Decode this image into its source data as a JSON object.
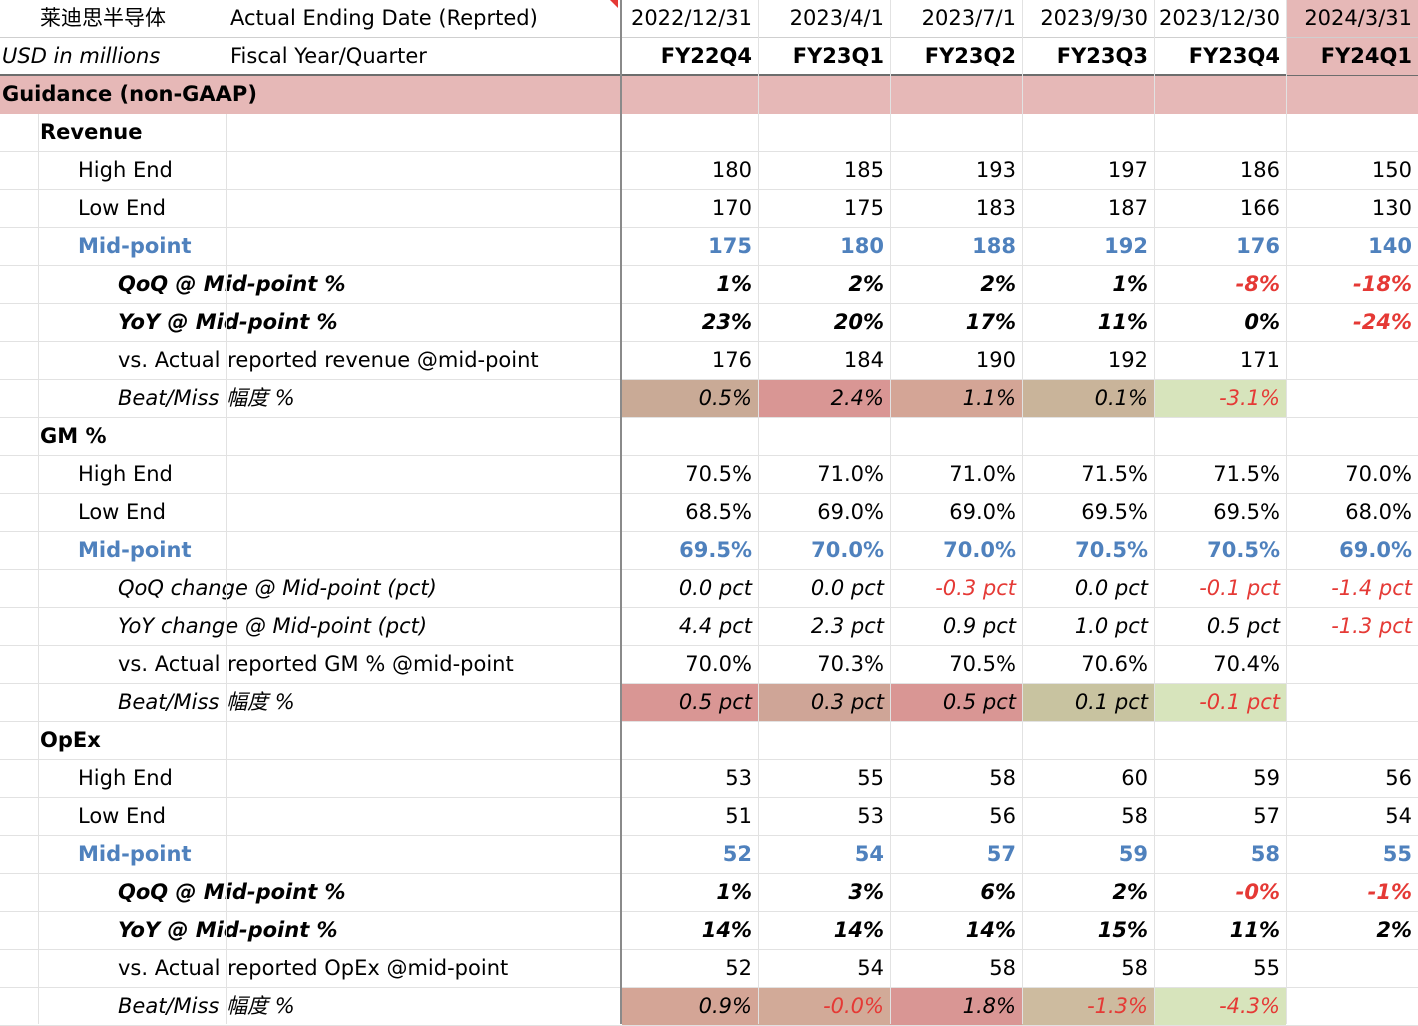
{
  "header": {
    "company": "莱迪思半导体",
    "date_label": "Actual Ending Date (Reprted)",
    "unit_label": "USD in millions",
    "fy_label": "Fiscal Year/Quarter",
    "dates": [
      "2022/12/31",
      "2023/4/1",
      "2023/7/1",
      "2023/9/30",
      "2023/12/30",
      "2024/3/31"
    ],
    "quarters": [
      "FY22Q4",
      "FY23Q1",
      "FY23Q2",
      "FY23Q3",
      "FY23Q4",
      "FY24Q1"
    ]
  },
  "colors": {
    "section_bg": "#e6b8b7",
    "mid_text": "#4f81bd",
    "negative_text": "#e53935",
    "beat_strong": "#d99694",
    "beat_mid": "#c9aa96",
    "beat_neutral": "#c8c3a0",
    "miss_green": "#d7e4bc"
  },
  "sections": [
    {
      "section_title": "Guidance (non-GAAP)",
      "groups": [
        {
          "title": "Revenue",
          "rows": [
            {
              "label": "High End",
              "level": 2,
              "style": "normal",
              "values": [
                "180",
                "185",
                "193",
                "197",
                "186",
                "150"
              ]
            },
            {
              "label": "Low End",
              "level": 2,
              "style": "normal",
              "values": [
                "170",
                "175",
                "183",
                "187",
                "166",
                "130"
              ]
            },
            {
              "label": "Mid-point",
              "level": 2,
              "style": "mid",
              "values": [
                "175",
                "180",
                "188",
                "192",
                "176",
                "140"
              ]
            },
            {
              "label": "QoQ @ Mid-point %",
              "level": 3,
              "style": "bi",
              "values": [
                "1%",
                "2%",
                "2%",
                "1%",
                "-8%",
                "-18%"
              ]
            },
            {
              "label": "YoY @ Mid-point %",
              "level": 3,
              "style": "bi",
              "values": [
                "23%",
                "20%",
                "17%",
                "11%",
                "0%",
                "-24%"
              ]
            },
            {
              "label": "vs. Actual reported revenue @mid-point",
              "level": 3,
              "style": "normal",
              "values": [
                "176",
                "184",
                "190",
                "192",
                "171",
                ""
              ]
            },
            {
              "label": "Beat/Miss 幅度 %",
              "level": 3,
              "style": "i",
              "values": [
                "0.5%",
                "2.4%",
                "1.1%",
                "0.1%",
                "-3.1%",
                ""
              ],
              "fills": [
                "#c9aa96",
                "#d99694",
                "#d4a596",
                "#c9b49a",
                "#d7e4bc",
                ""
              ]
            }
          ]
        },
        {
          "title": "GM %",
          "rows": [
            {
              "label": "High End",
              "level": 2,
              "style": "normal",
              "values": [
                "70.5%",
                "71.0%",
                "71.0%",
                "71.5%",
                "71.5%",
                "70.0%"
              ]
            },
            {
              "label": "Low End",
              "level": 2,
              "style": "normal",
              "values": [
                "68.5%",
                "69.0%",
                "69.0%",
                "69.5%",
                "69.5%",
                "68.0%"
              ]
            },
            {
              "label": "Mid-point",
              "level": 2,
              "style": "mid",
              "values": [
                "69.5%",
                "70.0%",
                "70.0%",
                "70.5%",
                "70.5%",
                "69.0%"
              ]
            },
            {
              "label": "QoQ change @ Mid-point (pct)",
              "level": 3,
              "style": "i",
              "values": [
                "0.0 pct",
                "0.0 pct",
                "-0.3 pct",
                "0.0 pct",
                "-0.1 pct",
                "-1.4 pct"
              ]
            },
            {
              "label": "YoY change @ Mid-point (pct)",
              "level": 3,
              "style": "i",
              "values": [
                "4.4 pct",
                "2.3 pct",
                "0.9 pct",
                "1.0 pct",
                "0.5 pct",
                "-1.3 pct"
              ]
            },
            {
              "label": "vs. Actual reported GM % @mid-point",
              "level": 3,
              "style": "normal",
              "values": [
                "70.0%",
                "70.3%",
                "70.5%",
                "70.6%",
                "70.4%",
                ""
              ]
            },
            {
              "label": "Beat/Miss 幅度 %",
              "level": 3,
              "style": "i",
              "values": [
                "0.5 pct",
                "0.3 pct",
                "0.5 pct",
                "0.1 pct",
                "-0.1 pct",
                ""
              ],
              "fills": [
                "#d99694",
                "#cfa597",
                "#d99694",
                "#c8c3a0",
                "#d7e4bc",
                ""
              ]
            }
          ]
        },
        {
          "title": "OpEx",
          "rows": [
            {
              "label": "High End",
              "level": 2,
              "style": "normal",
              "values": [
                "53",
                "55",
                "58",
                "60",
                "59",
                "56"
              ]
            },
            {
              "label": "Low End",
              "level": 2,
              "style": "normal",
              "values": [
                "51",
                "53",
                "56",
                "58",
                "57",
                "54"
              ]
            },
            {
              "label": "Mid-point",
              "level": 2,
              "style": "mid",
              "values": [
                "52",
                "54",
                "57",
                "59",
                "58",
                "55"
              ]
            },
            {
              "label": "QoQ @ Mid-point %",
              "level": 3,
              "style": "bi",
              "values": [
                "1%",
                "3%",
                "6%",
                "2%",
                "-0%",
                "-1%"
              ]
            },
            {
              "label": "YoY @ Mid-point %",
              "level": 3,
              "style": "bi",
              "values": [
                "14%",
                "14%",
                "14%",
                "15%",
                "11%",
                "2%"
              ]
            },
            {
              "label": "vs. Actual reported OpEx @mid-point",
              "level": 3,
              "style": "normal",
              "values": [
                "52",
                "54",
                "58",
                "58",
                "55",
                ""
              ]
            },
            {
              "label": "Beat/Miss 幅度 %",
              "level": 3,
              "style": "i",
              "values": [
                "0.9%",
                "-0.0%",
                "1.8%",
                "-1.3%",
                "-4.3%",
                ""
              ],
              "fills": [
                "#d4a596",
                "#d2aa98",
                "#d99694",
                "#cdbb9f",
                "#d7e4bc",
                ""
              ]
            }
          ]
        }
      ]
    }
  ]
}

+ + +

→ OBJECTIVE
Drop the images and repeat the data exactly.

→ THE ANSWER
Decode this image into its source data as a JSON object.
{
  "header": {
    "company": "莱迪思半导体",
    "date_label": "Actual Ending Date (Reprted)",
    "unit_label": "USD in millions",
    "fy_label": "Fiscal Year/Quarter",
    "dates": [
      "2022/12/31",
      "2023/4/1",
      "2023/7/1",
      "2023/9/30",
      "2023/12/30",
      "2024/3/31"
    ],
    "quarters": [
      "FY22Q4",
      "FY23Q1",
      "FY23Q2",
      "FY23Q3",
      "FY23Q4",
      "FY24Q1"
    ]
  },
  "colors": {
    "section_bg": "#e6b8b7",
    "mid_text": "#4f81bd",
    "negative_text": "#e53935",
    "beat_strong": "#d99694",
    "beat_mid": "#c9aa96",
    "beat_neutral": "#c8c3a0",
    "miss_green": "#d7e4bc"
  },
  "sections": [
    {
      "section_title": "Guidance (non-GAAP)",
      "groups": [
        {
          "title": "Revenue",
          "rows": [
            {
              "label": "High End",
              "level": 2,
              "style": "normal",
              "values": [
                "180",
                "185",
                "193",
                "197",
                "186",
                "150"
              ]
            },
            {
              "label": "Low End",
              "level": 2,
              "style": "normal",
              "values": [
                "170",
                "175",
                "183",
                "187",
                "166",
                "130"
              ]
            },
            {
              "label": "Mid-point",
              "level": 2,
              "style": "mid",
              "values": [
                "175",
                "180",
                "188",
                "192",
                "176",
                "140"
              ]
            },
            {
              "label": "QoQ @ Mid-point %",
              "level": 3,
              "style": "bi",
              "values": [
                "1%",
                "2%",
                "2%",
                "1%",
                "-8%",
                "-18%"
              ]
            },
            {
              "label": "YoY @ Mid-point %",
              "level": 3,
              "style": "bi",
              "values": [
                "23%",
                "20%",
                "17%",
                "11%",
                "0%",
                "-24%"
              ]
            },
            {
              "label": "vs. Actual reported revenue @mid-point",
              "level": 3,
              "style": "normal",
              "values": [
                "176",
                "184",
                "190",
                "192",
                "171",
                ""
              ]
            },
            {
              "label": "Beat/Miss 幅度 %",
              "level": 3,
              "style": "i",
              "values": [
                "0.5%",
                "2.4%",
                "1.1%",
                "0.1%",
                "-3.1%",
                ""
              ],
              "fills": [
                "#c9aa96",
                "#d99694",
                "#d4a596",
                "#c9b49a",
                "#d7e4bc",
                ""
              ]
            }
          ]
        },
        {
          "title": "GM %",
          "rows": [
            {
              "label": "High End",
              "level": 2,
              "style": "normal",
              "values": [
                "70.5%",
                "71.0%",
                "71.0%",
                "71.5%",
                "71.5%",
                "70.0%"
              ]
            },
            {
              "label": "Low End",
              "level": 2,
              "style": "normal",
              "values": [
                "68.5%",
                "69.0%",
                "69.0%",
                "69.5%",
                "69.5%",
                "68.0%"
              ]
            },
            {
              "label": "Mid-point",
              "level": 2,
              "style": "mid",
              "values": [
                "69.5%",
                "70.0%",
                "70.0%",
                "70.5%",
                "70.5%",
                "69.0%"
              ]
            },
            {
              "label": "QoQ change @ Mid-point (pct)",
              "level": 3,
              "style": "i",
              "values": [
                "0.0 pct",
                "0.0 pct",
                "-0.3 pct",
                "0.0 pct",
                "-0.1 pct",
                "-1.4 pct"
              ]
            },
            {
              "label": "YoY change @ Mid-point (pct)",
              "level": 3,
              "style": "i",
              "values": [
                "4.4 pct",
                "2.3 pct",
                "0.9 pct",
                "1.0 pct",
                "0.5 pct",
                "-1.3 pct"
              ]
            },
            {
              "label": "vs. Actual reported GM % @mid-point",
              "level": 3,
              "style": "normal",
              "values": [
                "70.0%",
                "70.3%",
                "70.5%",
                "70.6%",
                "70.4%",
                ""
              ]
            },
            {
              "label": "Beat/Miss 幅度 %",
              "level": 3,
              "style": "i",
              "values": [
                "0.5 pct",
                "0.3 pct",
                "0.5 pct",
                "0.1 pct",
                "-0.1 pct",
                ""
              ],
              "fills": [
                "#d99694",
                "#cfa597",
                "#d99694",
                "#c8c3a0",
                "#d7e4bc",
                ""
              ]
            }
          ]
        },
        {
          "title": "OpEx",
          "rows": [
            {
              "label": "High End",
              "level": 2,
              "style": "normal",
              "values": [
                "53",
                "55",
                "58",
                "60",
                "59",
                "56"
              ]
            },
            {
              "label": "Low End",
              "level": 2,
              "style": "normal",
              "values": [
                "51",
                "53",
                "56",
                "58",
                "57",
                "54"
              ]
            },
            {
              "label": "Mid-point",
              "level": 2,
              "style": "mid",
              "values": [
                "52",
                "54",
                "57",
                "59",
                "58",
                "55"
              ]
            },
            {
              "label": "QoQ @ Mid-point %",
              "level": 3,
              "style": "bi",
              "values": [
                "1%",
                "3%",
                "6%",
                "2%",
                "-0%",
                "-1%"
              ]
            },
            {
              "label": "YoY @ Mid-point %",
              "level": 3,
              "style": "bi",
              "values": [
                "14%",
                "14%",
                "14%",
                "15%",
                "11%",
                "2%"
              ]
            },
            {
              "label": "vs. Actual reported OpEx @mid-point",
              "level": 3,
              "style": "normal",
              "values": [
                "52",
                "54",
                "58",
                "58",
                "55",
                ""
              ]
            },
            {
              "label": "Beat/Miss 幅度 %",
              "level": 3,
              "style": "i",
              "values": [
                "0.9%",
                "-0.0%",
                "1.8%",
                "-1.3%",
                "-4.3%",
                ""
              ],
              "fills": [
                "#d4a596",
                "#d2aa98",
                "#d99694",
                "#cdbb9f",
                "#d7e4bc",
                ""
              ]
            }
          ]
        }
      ]
    }
  ]
}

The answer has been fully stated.